--- BEGIN ---

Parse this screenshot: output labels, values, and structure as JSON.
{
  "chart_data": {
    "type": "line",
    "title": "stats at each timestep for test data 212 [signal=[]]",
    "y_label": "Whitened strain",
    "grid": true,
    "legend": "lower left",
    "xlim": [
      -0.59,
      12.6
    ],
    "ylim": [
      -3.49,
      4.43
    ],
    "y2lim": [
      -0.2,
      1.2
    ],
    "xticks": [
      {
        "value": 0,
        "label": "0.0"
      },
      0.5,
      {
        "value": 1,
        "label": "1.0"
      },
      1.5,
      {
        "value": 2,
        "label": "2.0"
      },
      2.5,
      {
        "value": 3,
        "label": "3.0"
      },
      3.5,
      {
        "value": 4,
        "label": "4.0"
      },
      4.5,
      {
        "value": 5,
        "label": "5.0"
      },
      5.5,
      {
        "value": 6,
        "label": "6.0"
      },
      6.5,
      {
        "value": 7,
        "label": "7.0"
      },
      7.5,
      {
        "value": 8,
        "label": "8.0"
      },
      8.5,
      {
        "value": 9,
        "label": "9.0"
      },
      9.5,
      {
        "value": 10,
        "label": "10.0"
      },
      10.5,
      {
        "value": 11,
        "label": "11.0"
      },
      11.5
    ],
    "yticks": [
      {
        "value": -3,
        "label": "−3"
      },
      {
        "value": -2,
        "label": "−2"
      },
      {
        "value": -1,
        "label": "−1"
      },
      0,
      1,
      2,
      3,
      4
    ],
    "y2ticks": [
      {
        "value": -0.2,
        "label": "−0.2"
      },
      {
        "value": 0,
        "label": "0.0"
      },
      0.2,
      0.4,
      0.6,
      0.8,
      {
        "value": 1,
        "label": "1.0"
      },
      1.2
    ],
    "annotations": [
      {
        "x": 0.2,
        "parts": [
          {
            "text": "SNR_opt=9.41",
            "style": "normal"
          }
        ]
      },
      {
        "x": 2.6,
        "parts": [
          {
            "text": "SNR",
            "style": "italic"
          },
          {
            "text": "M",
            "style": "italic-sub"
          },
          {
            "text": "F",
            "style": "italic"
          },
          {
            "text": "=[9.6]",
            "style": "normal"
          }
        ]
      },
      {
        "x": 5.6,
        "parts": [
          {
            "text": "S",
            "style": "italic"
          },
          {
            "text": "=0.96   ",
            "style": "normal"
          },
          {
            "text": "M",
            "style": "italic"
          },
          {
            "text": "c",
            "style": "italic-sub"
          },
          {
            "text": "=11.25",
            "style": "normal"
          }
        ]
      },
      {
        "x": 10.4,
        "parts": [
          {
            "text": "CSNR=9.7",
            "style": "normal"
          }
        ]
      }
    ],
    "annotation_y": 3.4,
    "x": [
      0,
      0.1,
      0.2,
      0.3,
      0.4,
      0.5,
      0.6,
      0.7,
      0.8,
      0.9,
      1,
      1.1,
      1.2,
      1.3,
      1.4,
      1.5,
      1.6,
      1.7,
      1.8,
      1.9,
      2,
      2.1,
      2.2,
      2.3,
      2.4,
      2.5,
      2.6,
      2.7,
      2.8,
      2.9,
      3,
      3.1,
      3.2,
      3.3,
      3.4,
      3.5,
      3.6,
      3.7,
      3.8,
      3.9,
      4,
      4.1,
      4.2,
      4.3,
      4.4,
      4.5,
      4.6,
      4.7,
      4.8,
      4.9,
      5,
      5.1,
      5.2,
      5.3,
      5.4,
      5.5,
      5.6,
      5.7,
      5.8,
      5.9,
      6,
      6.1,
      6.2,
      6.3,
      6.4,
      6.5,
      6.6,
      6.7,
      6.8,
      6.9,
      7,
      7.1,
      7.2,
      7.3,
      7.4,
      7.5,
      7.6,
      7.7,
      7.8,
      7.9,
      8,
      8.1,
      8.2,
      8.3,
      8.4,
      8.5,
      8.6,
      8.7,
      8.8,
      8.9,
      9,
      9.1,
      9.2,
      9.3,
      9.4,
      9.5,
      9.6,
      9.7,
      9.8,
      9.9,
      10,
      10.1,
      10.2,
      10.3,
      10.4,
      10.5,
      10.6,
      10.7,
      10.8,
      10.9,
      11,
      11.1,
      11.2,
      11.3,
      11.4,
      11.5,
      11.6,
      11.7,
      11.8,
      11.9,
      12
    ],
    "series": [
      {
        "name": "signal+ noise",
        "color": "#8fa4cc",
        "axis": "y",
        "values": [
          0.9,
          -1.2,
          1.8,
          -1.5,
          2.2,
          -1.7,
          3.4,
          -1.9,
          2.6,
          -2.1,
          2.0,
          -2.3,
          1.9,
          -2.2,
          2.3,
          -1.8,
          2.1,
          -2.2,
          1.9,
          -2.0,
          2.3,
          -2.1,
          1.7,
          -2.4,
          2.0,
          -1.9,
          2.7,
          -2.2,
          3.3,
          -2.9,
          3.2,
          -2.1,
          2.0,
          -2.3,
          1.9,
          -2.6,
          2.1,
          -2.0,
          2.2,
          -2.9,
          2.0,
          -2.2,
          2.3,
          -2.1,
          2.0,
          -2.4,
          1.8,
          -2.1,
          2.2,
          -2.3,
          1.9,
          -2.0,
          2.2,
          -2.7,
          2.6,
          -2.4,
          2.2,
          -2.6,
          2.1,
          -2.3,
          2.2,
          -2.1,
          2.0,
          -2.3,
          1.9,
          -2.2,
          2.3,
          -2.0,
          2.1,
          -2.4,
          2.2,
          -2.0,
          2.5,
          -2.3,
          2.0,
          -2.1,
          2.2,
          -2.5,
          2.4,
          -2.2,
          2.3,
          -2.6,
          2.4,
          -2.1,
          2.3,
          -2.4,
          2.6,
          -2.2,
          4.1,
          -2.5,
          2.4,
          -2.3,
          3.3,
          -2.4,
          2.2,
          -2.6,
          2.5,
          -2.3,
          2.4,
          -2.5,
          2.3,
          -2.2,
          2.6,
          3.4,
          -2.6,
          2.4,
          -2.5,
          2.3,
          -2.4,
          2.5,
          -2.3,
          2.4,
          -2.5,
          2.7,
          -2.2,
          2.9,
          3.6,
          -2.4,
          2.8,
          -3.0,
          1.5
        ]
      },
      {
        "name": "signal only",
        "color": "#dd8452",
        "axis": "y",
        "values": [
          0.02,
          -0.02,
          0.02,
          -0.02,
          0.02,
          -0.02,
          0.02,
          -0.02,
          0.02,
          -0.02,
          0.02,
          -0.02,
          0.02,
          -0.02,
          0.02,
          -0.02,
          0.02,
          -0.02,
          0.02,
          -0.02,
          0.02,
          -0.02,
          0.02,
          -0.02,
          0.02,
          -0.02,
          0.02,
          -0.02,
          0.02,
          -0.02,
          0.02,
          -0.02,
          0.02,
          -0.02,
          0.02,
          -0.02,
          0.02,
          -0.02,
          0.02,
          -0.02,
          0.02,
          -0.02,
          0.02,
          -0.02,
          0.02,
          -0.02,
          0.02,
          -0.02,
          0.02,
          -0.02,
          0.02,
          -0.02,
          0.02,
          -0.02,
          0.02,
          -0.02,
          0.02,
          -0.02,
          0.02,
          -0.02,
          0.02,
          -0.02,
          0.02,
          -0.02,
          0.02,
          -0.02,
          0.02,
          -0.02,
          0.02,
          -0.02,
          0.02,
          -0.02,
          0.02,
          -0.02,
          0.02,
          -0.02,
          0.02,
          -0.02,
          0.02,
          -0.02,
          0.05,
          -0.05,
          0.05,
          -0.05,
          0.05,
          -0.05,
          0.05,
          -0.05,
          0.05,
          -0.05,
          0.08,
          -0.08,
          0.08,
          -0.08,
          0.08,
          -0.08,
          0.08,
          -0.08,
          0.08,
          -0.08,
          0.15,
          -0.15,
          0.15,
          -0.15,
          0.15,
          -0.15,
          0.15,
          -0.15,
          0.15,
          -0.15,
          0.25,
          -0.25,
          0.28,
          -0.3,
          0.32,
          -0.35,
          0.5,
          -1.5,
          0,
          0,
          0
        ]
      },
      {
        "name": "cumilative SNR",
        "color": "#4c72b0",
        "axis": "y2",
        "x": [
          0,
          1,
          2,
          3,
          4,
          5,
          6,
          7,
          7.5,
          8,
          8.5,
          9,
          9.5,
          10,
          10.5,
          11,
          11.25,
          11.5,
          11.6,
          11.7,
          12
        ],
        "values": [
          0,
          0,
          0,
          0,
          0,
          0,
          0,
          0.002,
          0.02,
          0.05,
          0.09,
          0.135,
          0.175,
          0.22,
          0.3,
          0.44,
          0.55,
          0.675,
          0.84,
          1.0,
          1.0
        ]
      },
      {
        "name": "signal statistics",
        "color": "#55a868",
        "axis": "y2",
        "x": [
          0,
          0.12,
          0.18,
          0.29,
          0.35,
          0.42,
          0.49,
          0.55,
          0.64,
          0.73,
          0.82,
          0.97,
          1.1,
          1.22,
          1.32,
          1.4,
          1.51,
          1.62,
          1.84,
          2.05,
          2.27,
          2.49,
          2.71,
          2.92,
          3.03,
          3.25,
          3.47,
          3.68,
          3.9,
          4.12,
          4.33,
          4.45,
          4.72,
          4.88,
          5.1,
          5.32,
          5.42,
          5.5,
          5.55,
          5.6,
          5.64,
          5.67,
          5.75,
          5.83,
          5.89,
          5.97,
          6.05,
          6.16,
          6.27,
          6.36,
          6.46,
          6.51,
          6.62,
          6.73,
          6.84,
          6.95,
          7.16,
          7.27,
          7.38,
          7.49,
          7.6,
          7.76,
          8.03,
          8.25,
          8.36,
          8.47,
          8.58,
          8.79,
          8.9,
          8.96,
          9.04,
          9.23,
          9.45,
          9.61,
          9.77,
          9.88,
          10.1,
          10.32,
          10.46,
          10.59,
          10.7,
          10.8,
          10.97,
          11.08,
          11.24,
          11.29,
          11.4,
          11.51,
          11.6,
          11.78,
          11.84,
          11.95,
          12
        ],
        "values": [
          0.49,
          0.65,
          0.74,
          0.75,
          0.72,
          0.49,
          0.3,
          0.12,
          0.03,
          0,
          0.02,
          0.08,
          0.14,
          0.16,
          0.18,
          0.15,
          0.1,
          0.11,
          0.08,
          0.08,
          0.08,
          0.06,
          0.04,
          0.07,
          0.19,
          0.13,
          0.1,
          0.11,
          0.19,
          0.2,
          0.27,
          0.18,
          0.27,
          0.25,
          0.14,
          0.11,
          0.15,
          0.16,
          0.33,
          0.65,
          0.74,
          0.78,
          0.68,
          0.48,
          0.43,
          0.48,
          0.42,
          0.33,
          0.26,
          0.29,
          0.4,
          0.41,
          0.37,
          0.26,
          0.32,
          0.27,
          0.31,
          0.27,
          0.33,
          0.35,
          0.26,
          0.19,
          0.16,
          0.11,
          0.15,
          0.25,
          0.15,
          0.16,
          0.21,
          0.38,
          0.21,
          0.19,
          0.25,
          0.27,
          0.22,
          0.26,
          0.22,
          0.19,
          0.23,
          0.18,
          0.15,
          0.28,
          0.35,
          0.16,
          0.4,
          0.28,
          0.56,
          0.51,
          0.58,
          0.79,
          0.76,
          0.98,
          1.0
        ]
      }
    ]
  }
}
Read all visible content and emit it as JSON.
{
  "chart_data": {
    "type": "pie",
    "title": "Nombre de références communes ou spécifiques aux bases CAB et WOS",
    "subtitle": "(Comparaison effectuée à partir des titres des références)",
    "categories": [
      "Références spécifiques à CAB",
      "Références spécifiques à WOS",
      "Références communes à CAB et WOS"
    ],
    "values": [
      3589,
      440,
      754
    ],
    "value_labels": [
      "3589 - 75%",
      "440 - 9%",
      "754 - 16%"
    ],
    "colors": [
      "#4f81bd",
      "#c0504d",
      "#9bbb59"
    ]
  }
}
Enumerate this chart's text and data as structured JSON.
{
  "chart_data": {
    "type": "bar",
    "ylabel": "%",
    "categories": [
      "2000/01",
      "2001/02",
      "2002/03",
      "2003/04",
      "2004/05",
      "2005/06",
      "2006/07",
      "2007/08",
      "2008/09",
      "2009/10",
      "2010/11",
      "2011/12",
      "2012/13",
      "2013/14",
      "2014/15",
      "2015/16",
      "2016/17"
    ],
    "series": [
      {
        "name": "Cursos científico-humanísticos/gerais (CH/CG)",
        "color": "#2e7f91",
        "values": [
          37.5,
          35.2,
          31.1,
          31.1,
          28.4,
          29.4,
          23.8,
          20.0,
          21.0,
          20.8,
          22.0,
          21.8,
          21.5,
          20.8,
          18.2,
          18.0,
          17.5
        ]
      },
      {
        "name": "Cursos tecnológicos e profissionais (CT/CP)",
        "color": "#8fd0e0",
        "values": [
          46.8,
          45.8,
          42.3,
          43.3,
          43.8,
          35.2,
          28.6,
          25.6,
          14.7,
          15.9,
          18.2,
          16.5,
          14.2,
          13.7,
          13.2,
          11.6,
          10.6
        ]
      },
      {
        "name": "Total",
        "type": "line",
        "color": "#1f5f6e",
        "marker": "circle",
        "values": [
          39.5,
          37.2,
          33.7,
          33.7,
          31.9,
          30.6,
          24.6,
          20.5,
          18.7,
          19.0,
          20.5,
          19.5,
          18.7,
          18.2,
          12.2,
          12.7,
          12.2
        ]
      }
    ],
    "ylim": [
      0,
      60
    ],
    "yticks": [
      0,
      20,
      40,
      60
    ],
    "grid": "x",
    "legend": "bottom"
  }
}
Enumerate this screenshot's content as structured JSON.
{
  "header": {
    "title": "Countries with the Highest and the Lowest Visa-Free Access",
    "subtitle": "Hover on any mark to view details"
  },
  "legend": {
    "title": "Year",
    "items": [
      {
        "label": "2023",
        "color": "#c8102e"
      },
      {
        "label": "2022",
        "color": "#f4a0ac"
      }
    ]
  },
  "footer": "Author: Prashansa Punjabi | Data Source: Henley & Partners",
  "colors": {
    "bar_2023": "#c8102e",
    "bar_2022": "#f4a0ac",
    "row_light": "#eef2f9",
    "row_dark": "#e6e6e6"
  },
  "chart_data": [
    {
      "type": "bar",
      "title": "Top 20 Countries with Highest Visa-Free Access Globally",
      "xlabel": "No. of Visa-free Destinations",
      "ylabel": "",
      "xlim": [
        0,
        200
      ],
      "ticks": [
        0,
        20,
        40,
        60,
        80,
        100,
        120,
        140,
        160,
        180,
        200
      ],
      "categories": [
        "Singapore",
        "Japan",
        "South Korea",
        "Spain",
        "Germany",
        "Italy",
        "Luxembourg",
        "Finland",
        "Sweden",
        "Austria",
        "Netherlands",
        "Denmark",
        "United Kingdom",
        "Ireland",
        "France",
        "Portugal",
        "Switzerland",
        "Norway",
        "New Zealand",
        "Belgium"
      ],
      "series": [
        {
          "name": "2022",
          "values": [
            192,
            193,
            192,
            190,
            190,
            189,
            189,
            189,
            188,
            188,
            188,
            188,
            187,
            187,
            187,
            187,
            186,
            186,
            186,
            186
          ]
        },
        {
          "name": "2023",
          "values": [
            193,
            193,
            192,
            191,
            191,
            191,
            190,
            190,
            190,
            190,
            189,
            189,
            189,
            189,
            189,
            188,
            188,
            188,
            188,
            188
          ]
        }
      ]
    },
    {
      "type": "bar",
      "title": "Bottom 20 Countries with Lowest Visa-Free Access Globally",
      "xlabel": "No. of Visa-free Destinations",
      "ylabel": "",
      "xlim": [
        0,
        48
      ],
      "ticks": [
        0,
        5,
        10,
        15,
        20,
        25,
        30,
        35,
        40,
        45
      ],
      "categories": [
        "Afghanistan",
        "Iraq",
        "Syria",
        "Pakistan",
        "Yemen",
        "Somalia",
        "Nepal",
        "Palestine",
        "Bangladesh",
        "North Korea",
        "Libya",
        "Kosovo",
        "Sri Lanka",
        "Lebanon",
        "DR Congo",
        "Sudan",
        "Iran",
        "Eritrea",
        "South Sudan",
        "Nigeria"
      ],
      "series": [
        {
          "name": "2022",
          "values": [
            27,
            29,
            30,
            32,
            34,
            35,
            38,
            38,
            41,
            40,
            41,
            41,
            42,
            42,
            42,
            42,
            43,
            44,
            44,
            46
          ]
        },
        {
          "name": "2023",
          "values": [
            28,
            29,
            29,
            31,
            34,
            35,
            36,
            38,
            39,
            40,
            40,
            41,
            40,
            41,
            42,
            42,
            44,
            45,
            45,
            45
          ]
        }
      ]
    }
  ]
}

--- END ---

Exercise directions —
Say the number of lines in the listing that hold "Highest", with no added words.

The completed task —
2